INFORMATION GIVEN:
————————

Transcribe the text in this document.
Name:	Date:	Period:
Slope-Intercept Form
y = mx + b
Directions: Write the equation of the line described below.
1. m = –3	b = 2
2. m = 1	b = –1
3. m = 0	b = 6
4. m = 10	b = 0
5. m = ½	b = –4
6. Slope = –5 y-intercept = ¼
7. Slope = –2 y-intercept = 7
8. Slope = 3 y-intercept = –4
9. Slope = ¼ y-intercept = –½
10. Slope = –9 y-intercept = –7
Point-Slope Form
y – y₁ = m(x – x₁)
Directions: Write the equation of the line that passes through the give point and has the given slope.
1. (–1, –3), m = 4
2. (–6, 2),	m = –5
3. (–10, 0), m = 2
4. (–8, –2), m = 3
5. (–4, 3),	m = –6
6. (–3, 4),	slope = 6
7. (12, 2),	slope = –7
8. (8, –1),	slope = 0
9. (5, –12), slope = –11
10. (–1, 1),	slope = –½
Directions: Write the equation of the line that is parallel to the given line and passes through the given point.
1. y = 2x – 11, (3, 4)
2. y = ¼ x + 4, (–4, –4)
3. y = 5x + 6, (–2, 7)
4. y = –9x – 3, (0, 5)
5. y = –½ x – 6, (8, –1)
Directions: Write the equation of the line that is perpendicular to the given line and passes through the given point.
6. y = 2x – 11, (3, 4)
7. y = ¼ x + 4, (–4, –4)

————————

REQUIRED WORK: All of the entries must be written out exactly as they stand.

TASK ANSWER:
Transcribe the text in this document.
Name:	Date:	Period:
Slope-Intercept Form
y = mx + b
Directions: Write the equation of the line described below.
1. m = –3	b = 2
2. m = 1	b = –1
3. m = 0	b = 6
4. m = 10	b = 0
5. m = ½	b = –4
6. Slope = –5 y-intercept = ¼
7. Slope = –2 y-intercept = 7
8. Slope = 3 y-intercept = –4
9. Slope = ¼ y-intercept = –½
10. Slope = –9 y-intercept = –7
Point-Slope Form
y – y₁ = m(x – x₁)
Directions: Write the equation of the line that passes through the give point and has the given slope.
1. (–1, –3), m = 4
2. (–6, 2),	m = –5
3. (–10, 0), m = 2
4. (–8, –2), m = 3
5. (–4, 3),	m = –6
6. (–3, 4),	slope = 6
7. (12, 2),	slope = –7
8. (8, –1),	slope = 0
9. (5, –12), slope = –11
10. (–1, 1),	slope = –½
Directions: Write the equation of the line that is parallel to the given line and passes through the given point.
1. y = 2x – 11, (3, 4)
2. y = ¼ x + 4, (–4, –4)
3. y = 5x + 6, (–2, 7)
4. y = –9x – 3, (0, 5)
5. y = –½ x – 6, (8, –1)
Directions: Write the equation of the line that is perpendicular to the given line and passes through the given point.
6. y = 2x – 11, (3, 4)
7. y = ¼ x + 4, (–4, –4)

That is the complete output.